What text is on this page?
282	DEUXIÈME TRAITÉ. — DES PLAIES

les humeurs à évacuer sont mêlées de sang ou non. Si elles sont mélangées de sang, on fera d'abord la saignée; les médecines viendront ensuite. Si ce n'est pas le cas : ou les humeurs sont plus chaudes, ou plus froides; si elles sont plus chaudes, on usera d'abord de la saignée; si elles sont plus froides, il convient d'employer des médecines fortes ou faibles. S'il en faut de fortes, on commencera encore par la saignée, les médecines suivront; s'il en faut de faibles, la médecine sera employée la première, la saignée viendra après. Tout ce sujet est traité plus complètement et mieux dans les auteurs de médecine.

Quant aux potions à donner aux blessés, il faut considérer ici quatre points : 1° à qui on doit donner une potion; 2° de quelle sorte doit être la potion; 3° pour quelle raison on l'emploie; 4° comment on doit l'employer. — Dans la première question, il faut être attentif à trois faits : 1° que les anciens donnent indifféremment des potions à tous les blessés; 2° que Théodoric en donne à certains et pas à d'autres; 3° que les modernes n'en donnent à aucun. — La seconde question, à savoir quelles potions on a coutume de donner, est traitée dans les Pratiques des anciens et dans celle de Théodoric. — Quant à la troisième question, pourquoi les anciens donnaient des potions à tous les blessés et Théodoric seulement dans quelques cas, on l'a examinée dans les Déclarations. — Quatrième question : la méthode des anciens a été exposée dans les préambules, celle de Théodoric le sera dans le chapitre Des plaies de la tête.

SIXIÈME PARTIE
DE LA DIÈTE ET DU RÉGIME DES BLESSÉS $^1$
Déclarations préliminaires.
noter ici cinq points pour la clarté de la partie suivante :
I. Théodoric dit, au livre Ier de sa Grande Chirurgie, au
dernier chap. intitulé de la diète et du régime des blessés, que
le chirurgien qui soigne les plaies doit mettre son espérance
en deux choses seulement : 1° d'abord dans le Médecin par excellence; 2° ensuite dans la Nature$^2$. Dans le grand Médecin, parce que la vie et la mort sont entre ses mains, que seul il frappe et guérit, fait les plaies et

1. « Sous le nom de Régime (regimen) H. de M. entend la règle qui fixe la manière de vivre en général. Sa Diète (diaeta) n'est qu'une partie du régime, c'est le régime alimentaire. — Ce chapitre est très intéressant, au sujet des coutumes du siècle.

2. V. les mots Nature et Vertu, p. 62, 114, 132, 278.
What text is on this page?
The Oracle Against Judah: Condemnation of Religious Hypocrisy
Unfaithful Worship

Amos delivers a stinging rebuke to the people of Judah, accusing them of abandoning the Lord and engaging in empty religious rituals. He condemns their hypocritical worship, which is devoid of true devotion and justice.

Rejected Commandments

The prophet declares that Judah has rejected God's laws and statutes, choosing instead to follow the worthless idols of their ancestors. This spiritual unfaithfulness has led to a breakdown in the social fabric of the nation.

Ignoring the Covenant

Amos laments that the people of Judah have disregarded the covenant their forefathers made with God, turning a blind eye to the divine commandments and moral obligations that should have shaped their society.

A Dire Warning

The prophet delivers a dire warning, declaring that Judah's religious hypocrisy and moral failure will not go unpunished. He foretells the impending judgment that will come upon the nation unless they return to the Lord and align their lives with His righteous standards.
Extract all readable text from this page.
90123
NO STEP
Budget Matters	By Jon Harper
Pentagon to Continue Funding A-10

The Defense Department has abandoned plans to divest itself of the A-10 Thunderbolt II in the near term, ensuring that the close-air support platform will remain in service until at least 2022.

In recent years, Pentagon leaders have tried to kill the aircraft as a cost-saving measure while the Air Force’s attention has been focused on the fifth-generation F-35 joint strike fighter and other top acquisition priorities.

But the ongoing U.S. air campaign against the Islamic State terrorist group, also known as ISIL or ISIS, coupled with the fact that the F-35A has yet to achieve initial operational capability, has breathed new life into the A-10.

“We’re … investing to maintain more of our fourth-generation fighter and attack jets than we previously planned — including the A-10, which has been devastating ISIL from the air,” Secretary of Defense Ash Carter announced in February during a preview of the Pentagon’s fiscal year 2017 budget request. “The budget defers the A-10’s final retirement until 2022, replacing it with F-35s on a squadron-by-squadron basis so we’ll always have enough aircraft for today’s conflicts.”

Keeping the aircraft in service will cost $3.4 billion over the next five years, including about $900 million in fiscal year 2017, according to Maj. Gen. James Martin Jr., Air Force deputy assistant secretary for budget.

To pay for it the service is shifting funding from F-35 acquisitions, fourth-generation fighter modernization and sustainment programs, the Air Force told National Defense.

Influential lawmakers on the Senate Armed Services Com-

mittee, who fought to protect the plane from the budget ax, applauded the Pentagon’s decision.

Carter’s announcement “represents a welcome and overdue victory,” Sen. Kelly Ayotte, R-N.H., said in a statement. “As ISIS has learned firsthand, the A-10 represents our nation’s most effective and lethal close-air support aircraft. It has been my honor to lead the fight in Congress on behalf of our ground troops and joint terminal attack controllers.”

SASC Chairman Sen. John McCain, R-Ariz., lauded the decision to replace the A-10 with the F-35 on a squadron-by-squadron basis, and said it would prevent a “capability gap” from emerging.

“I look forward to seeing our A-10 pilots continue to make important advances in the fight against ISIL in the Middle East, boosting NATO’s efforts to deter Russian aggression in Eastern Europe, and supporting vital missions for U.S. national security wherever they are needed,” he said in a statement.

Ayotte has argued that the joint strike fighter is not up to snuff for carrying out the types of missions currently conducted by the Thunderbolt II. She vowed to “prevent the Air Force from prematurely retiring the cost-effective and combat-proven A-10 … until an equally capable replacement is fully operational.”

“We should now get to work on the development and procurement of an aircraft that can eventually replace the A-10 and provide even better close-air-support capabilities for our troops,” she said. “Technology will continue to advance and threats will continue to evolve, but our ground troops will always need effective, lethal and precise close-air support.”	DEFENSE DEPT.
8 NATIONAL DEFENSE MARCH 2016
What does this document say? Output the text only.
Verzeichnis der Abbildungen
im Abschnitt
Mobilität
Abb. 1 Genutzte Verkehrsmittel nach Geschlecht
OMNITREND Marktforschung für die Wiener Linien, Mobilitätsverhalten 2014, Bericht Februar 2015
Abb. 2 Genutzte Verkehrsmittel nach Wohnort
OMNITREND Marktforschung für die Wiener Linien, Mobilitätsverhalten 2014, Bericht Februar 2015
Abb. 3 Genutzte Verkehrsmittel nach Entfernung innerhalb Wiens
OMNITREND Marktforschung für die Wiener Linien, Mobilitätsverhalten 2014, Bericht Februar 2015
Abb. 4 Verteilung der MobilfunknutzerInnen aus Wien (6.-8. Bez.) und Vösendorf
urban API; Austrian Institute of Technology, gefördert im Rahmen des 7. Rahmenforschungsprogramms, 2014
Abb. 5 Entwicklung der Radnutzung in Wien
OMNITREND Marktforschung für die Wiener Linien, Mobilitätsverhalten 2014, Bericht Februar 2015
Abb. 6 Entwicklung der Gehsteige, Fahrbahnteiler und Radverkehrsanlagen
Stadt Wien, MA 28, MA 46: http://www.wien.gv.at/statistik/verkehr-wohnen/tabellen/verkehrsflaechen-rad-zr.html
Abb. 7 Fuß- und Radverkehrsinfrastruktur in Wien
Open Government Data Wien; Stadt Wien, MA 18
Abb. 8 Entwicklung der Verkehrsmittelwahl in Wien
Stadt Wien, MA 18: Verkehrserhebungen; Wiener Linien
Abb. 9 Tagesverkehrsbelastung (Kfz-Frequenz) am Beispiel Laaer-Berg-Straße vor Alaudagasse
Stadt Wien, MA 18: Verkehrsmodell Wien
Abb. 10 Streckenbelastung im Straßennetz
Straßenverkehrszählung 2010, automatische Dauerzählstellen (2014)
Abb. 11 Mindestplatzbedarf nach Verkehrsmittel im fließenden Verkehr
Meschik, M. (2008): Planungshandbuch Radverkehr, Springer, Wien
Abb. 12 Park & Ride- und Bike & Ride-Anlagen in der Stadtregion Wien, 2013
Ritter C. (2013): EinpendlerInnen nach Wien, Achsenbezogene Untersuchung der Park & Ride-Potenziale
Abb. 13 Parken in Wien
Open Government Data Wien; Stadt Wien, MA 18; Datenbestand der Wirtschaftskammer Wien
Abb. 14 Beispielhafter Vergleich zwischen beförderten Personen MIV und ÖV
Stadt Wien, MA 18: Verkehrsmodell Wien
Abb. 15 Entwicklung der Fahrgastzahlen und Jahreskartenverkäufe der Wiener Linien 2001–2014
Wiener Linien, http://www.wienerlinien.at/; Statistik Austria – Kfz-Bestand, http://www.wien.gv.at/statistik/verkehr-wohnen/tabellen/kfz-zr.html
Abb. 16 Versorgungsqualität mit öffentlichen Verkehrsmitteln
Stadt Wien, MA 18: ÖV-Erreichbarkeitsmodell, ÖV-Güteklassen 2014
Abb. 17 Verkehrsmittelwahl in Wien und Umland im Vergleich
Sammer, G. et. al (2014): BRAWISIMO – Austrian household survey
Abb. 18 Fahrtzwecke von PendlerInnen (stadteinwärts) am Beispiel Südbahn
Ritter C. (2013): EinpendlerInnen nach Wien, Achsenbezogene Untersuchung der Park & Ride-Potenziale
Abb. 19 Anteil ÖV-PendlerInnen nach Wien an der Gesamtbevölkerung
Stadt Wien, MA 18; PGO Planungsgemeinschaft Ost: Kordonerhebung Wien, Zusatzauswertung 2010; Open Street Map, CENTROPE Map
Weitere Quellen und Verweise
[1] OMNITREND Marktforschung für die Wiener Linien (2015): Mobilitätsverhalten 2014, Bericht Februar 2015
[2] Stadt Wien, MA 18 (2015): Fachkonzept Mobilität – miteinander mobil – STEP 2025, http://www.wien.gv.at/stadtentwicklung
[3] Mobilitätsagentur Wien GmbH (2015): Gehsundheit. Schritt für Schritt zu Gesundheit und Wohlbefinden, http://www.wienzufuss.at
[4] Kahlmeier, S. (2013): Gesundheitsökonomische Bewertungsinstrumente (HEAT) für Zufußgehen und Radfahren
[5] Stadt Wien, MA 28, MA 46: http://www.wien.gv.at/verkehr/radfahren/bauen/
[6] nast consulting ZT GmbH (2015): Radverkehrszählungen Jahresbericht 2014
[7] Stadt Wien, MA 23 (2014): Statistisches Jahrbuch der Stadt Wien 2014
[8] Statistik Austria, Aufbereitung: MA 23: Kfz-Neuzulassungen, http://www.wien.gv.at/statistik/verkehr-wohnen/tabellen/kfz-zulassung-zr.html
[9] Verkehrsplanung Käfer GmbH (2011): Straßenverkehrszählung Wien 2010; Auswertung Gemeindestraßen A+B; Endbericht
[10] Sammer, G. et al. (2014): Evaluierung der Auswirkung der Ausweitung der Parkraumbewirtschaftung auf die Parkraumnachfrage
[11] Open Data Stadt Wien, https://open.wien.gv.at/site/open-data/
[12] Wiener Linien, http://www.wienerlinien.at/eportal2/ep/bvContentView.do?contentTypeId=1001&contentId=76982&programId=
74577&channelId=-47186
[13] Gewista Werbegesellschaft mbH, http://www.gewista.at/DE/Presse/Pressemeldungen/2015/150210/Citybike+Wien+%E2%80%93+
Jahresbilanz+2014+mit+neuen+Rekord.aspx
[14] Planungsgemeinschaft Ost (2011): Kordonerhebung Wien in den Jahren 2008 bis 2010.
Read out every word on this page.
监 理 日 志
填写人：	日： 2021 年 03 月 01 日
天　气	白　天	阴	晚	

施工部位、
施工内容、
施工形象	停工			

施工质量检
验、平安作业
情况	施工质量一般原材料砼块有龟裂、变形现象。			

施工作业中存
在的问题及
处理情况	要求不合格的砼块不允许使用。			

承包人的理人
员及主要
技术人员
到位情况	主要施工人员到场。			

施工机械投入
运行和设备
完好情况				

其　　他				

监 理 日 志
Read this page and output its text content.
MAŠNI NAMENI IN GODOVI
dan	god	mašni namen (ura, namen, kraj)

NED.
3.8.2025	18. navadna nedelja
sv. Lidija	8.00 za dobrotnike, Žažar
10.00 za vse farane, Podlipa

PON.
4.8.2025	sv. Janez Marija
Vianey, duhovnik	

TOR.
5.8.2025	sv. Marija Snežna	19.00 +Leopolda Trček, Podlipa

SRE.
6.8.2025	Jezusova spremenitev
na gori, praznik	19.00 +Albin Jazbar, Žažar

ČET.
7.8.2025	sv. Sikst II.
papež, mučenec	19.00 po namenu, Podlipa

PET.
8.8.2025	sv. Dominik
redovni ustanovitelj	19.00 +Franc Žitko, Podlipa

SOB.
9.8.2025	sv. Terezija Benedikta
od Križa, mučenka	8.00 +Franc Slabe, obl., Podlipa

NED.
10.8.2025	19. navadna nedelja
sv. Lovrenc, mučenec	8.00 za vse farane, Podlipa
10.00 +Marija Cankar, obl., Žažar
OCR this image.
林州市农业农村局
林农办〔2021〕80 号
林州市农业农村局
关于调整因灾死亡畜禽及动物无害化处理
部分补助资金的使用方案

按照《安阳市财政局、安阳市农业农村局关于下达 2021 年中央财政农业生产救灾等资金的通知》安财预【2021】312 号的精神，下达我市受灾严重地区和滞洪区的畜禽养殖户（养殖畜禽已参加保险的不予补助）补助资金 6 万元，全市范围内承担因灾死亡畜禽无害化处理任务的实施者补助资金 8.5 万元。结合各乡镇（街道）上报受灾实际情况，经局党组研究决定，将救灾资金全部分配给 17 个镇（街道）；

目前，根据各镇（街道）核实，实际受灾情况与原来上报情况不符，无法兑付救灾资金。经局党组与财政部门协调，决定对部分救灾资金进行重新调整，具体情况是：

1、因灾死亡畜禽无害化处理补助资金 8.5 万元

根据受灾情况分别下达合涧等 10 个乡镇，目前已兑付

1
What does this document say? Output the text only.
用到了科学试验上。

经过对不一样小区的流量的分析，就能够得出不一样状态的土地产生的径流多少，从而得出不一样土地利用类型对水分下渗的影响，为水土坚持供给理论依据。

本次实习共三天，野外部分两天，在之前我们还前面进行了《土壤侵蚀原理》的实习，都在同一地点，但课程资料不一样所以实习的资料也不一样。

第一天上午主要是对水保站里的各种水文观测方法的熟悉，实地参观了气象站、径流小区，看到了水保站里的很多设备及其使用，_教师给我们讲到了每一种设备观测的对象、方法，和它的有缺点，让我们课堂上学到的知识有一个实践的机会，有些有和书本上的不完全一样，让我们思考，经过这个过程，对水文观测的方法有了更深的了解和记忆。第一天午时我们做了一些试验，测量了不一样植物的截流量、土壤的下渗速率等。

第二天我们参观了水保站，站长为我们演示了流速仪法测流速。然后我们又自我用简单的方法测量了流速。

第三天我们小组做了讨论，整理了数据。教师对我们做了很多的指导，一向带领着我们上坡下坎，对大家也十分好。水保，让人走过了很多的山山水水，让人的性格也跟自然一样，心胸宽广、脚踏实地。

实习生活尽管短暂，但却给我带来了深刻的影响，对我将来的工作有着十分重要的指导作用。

——

Stated task:
Check each line of the entries above for the word "html". List the ones that have it.

Output:
Stadt Wien, MA 28, MA 46: http://www.wien.gv.at/statistik/verkehr-wohnen/tabellen/verkehrsflaechen-rad-zr.html
Wiener Linien, http://www.wienerlinien.at/; Statistik Austria – Kfz-Bestand, http://www.wien.gv.at/statistik/verkehr-wohnen/tabellen/kfz-zr.html
[8] Statistik Austria, Aufbereitung: MA 23: Kfz-Neuzulassungen, http://www.wien.gv.at/statistik/verkehr-wohnen/tabellen/kfz-zulassung-zr.html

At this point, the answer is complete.